# Exercise description
In the listing that follows, count each line where the word "agrees" appears; write nothing but the count.

--- Start of Task input ---

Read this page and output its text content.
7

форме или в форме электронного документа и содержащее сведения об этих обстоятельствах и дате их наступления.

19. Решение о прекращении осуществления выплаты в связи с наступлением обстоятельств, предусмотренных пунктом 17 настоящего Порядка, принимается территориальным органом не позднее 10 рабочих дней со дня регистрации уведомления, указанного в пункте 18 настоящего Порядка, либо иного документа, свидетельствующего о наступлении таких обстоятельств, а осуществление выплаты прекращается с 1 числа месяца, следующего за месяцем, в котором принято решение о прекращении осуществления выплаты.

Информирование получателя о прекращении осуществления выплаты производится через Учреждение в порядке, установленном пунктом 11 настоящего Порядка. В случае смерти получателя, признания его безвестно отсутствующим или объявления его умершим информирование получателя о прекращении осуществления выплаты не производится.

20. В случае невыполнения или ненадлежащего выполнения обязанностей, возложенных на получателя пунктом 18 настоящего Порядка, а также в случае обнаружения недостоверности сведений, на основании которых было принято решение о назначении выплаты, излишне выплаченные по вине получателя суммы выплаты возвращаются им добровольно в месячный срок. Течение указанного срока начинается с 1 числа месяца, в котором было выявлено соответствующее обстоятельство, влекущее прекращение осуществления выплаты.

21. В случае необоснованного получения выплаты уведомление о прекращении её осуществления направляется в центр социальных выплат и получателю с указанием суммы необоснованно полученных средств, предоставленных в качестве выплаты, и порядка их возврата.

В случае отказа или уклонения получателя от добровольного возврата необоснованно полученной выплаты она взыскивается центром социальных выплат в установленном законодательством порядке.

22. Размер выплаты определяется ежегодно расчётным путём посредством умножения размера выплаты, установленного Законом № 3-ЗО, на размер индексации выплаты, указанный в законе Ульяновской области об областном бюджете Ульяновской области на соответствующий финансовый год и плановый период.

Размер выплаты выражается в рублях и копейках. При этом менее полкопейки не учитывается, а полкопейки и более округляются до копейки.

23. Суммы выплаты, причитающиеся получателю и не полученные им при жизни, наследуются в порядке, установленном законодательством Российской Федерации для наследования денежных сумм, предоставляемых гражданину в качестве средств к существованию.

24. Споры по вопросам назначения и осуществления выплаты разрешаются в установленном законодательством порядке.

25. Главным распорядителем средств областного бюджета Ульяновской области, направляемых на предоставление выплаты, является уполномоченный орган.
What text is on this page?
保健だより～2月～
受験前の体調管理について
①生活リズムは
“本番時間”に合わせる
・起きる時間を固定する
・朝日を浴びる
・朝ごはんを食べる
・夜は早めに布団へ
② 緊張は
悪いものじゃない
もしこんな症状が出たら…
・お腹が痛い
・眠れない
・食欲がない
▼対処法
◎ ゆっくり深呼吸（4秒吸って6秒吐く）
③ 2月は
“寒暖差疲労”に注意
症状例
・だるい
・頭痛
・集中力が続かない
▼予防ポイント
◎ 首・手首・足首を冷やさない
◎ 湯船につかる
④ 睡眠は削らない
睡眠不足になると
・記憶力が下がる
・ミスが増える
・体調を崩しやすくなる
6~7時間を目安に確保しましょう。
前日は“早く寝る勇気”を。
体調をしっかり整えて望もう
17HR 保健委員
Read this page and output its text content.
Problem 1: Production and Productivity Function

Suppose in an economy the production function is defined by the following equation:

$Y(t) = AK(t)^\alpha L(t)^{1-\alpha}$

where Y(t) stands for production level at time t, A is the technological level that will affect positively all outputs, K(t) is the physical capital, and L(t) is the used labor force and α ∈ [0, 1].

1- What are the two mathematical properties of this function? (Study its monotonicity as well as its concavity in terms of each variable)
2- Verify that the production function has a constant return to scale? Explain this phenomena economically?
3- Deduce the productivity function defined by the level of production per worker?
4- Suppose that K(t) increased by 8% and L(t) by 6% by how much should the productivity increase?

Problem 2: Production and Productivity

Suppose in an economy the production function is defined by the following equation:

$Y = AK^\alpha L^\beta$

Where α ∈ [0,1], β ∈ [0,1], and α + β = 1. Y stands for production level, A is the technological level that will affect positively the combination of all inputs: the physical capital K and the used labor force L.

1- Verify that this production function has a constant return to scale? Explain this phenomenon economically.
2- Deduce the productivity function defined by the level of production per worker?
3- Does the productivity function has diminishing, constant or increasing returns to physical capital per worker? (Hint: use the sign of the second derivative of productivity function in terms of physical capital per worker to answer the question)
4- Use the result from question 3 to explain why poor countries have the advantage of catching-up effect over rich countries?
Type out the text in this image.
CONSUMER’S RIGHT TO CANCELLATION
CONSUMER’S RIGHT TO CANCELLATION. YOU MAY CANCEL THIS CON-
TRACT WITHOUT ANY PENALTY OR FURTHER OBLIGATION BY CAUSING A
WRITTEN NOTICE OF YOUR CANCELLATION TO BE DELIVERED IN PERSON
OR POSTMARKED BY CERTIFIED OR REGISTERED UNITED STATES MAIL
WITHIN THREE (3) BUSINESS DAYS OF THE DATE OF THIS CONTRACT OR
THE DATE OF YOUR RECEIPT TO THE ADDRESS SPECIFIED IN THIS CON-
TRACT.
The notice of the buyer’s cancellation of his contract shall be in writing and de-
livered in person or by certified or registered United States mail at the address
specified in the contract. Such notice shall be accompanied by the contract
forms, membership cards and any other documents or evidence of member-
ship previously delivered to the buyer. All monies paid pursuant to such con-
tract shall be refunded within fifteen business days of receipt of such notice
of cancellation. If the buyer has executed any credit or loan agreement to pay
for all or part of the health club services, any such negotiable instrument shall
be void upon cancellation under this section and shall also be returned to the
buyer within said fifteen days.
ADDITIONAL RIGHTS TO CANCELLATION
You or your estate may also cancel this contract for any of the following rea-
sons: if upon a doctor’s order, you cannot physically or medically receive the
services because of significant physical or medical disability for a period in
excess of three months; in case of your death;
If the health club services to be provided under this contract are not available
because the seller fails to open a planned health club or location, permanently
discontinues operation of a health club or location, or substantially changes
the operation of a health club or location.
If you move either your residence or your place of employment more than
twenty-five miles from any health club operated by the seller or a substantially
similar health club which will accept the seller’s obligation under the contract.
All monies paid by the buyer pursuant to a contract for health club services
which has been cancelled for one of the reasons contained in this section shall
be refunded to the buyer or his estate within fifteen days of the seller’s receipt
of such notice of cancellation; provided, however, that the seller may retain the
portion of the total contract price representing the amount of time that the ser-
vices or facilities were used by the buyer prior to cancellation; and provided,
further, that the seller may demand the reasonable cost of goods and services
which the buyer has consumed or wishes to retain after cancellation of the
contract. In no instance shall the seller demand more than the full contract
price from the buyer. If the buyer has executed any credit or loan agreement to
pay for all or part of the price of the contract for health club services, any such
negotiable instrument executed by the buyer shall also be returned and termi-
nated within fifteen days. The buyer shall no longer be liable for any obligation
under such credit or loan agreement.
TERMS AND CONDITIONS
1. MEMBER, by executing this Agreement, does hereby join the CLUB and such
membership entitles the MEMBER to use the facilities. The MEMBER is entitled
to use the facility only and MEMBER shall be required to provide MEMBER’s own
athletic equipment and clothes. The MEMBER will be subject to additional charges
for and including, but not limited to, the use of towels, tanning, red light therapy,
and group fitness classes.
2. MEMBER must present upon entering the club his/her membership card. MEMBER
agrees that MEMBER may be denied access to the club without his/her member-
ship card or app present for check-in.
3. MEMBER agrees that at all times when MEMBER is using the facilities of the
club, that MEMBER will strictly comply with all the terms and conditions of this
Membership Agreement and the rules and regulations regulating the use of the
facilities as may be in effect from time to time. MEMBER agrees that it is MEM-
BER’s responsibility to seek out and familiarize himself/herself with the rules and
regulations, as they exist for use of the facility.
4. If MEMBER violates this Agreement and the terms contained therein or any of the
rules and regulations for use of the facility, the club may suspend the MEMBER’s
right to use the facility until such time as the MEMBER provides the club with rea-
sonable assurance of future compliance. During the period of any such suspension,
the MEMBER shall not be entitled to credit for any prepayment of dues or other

--- End of Task input ---

# Answer below
3